• [Given exercise] Collect all the lines that mention the word "prefix".

━━━ Provided material

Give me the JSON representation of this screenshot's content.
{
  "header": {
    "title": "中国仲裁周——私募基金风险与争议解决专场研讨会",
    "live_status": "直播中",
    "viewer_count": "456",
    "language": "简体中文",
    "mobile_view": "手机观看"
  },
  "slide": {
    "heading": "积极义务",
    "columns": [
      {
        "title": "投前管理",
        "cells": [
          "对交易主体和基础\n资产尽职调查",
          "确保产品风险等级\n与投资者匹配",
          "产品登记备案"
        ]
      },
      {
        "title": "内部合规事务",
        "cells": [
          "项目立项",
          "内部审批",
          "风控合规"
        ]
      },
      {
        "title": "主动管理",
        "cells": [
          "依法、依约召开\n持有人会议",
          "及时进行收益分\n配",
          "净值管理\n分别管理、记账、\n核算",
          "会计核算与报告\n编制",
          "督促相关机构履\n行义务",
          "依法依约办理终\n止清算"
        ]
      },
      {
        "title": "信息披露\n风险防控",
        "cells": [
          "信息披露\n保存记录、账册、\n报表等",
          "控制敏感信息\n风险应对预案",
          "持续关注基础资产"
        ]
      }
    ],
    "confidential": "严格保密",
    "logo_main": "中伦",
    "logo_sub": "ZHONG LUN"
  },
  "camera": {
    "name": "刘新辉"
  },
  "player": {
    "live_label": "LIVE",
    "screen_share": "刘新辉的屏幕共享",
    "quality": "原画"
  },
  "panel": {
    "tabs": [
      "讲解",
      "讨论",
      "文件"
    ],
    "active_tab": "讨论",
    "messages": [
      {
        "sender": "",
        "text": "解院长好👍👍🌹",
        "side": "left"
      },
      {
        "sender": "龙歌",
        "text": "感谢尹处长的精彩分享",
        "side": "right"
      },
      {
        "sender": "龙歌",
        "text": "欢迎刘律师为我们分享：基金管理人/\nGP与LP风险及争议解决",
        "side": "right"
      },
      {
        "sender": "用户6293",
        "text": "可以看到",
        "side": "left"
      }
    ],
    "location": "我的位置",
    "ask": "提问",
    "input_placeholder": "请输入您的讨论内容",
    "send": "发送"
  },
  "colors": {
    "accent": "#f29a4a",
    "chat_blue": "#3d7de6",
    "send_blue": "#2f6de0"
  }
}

━━━━━━
━━━ Provided material

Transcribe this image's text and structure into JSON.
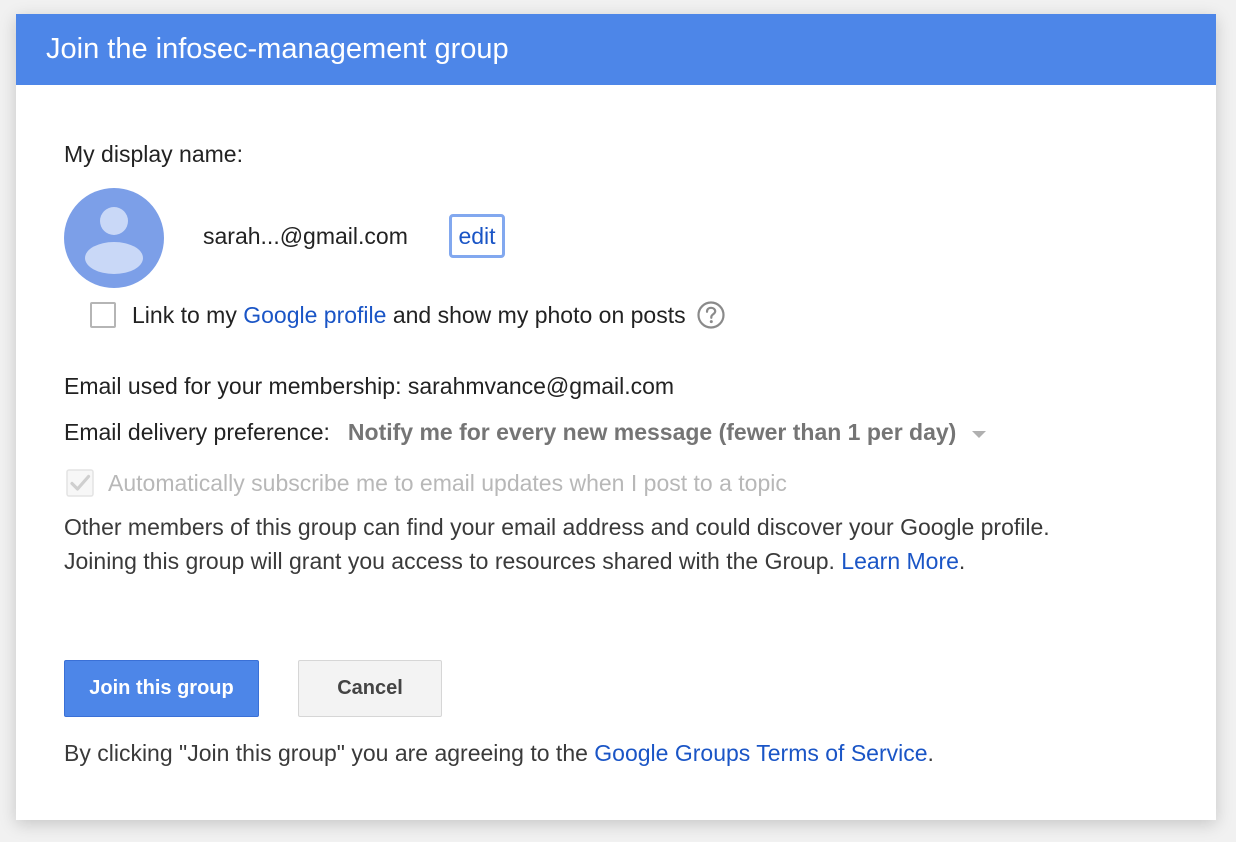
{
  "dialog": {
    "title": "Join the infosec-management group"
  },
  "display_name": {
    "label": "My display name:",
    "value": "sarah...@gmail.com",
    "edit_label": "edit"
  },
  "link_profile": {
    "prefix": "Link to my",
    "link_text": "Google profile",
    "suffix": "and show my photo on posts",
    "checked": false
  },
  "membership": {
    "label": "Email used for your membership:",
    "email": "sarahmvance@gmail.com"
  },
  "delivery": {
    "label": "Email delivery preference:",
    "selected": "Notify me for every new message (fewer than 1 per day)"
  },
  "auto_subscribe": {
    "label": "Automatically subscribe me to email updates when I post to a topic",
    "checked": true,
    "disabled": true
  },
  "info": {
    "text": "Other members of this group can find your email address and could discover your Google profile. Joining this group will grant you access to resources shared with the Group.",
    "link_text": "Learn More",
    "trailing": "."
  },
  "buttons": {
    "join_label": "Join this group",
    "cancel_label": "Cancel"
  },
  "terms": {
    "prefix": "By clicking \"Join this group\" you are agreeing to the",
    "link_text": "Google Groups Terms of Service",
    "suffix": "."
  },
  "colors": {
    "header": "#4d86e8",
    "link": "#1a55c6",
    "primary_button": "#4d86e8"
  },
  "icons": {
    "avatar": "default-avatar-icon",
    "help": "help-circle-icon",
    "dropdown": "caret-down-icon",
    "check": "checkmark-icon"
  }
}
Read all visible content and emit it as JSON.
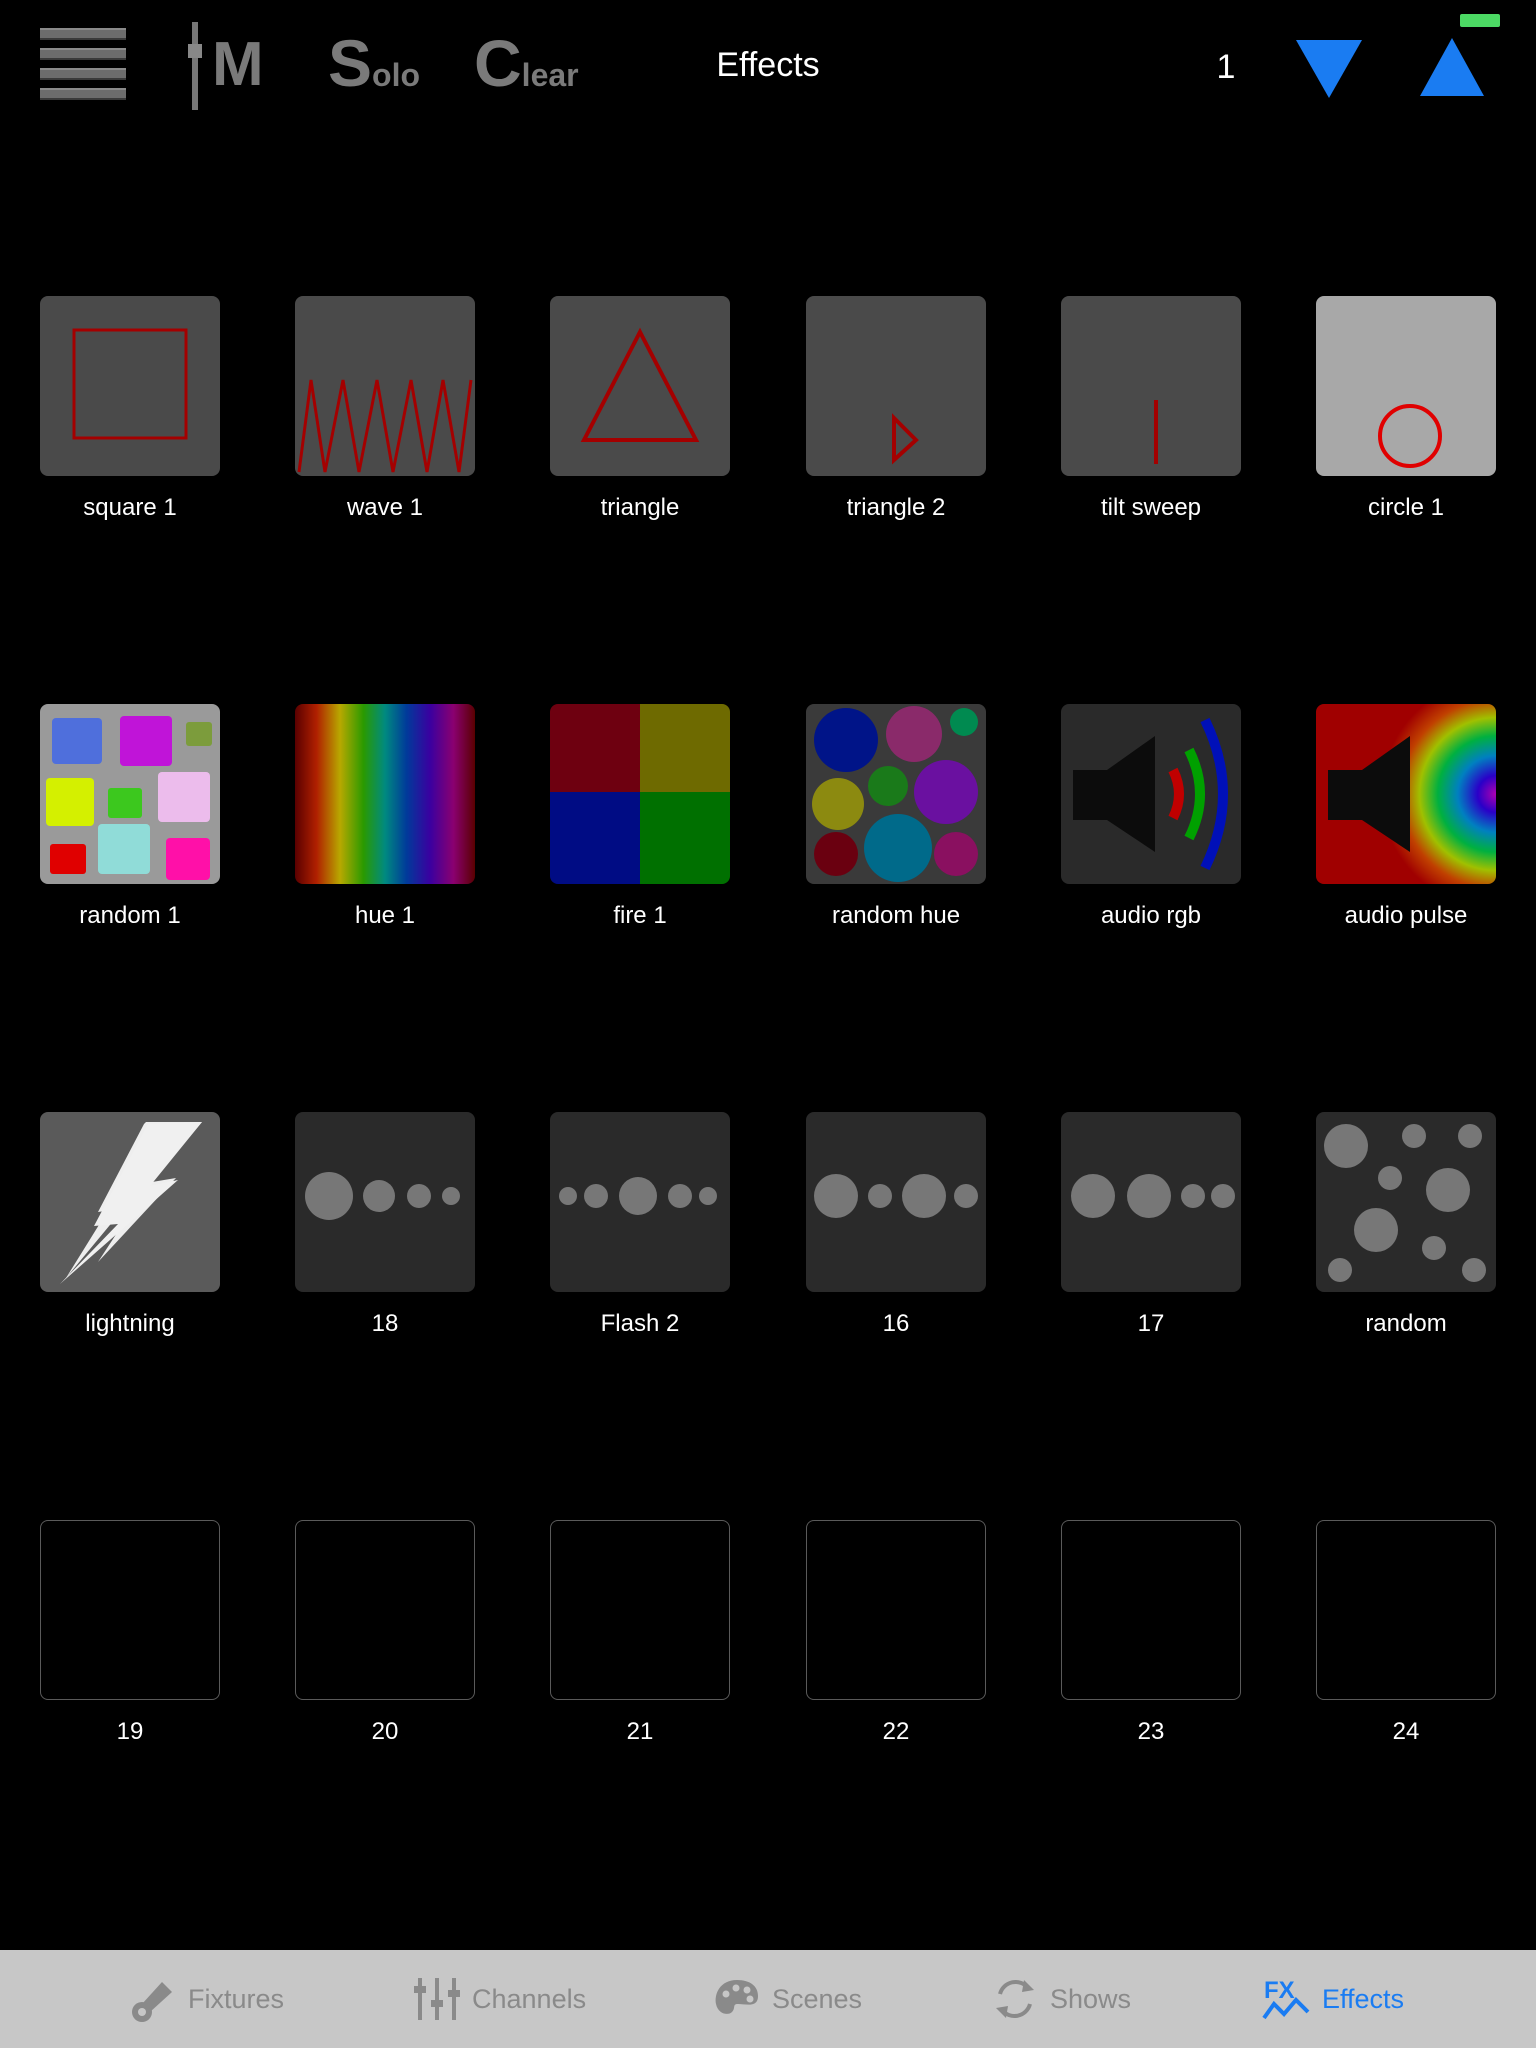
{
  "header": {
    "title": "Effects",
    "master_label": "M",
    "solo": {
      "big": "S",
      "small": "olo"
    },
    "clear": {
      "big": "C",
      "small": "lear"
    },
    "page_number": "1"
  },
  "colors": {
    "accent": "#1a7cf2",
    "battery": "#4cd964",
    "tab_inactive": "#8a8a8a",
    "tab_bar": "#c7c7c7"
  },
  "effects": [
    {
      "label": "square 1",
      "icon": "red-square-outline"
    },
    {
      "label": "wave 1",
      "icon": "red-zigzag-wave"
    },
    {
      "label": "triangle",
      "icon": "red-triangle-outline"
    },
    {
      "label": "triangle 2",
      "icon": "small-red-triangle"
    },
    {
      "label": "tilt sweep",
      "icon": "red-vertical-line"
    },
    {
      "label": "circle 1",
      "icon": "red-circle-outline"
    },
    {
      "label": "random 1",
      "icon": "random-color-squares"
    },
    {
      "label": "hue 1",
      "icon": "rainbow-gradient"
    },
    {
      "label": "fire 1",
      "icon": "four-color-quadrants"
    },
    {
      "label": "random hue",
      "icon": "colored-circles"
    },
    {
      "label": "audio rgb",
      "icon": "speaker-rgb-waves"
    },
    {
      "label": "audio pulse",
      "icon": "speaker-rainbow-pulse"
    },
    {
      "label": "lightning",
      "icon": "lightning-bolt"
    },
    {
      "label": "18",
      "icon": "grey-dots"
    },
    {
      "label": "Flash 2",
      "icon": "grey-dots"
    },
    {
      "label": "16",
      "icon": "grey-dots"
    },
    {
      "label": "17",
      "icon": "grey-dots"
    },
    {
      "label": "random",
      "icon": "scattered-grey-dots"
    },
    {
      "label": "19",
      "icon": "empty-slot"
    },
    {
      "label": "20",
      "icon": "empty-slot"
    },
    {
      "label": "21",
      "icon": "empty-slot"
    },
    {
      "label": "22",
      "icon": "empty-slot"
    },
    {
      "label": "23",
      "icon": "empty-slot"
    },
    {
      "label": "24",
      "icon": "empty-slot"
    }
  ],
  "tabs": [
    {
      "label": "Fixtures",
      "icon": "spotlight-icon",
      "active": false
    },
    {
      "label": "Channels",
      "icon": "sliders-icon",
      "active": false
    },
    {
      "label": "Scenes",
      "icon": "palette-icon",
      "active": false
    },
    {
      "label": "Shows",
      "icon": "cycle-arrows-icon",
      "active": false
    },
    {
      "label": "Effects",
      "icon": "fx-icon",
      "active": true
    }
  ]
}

━━━━━━

• [Result of this exercise]
    "prefix": "Link to my",
    "prefix": "By clicking \"Join this group\" you are agreeing to the",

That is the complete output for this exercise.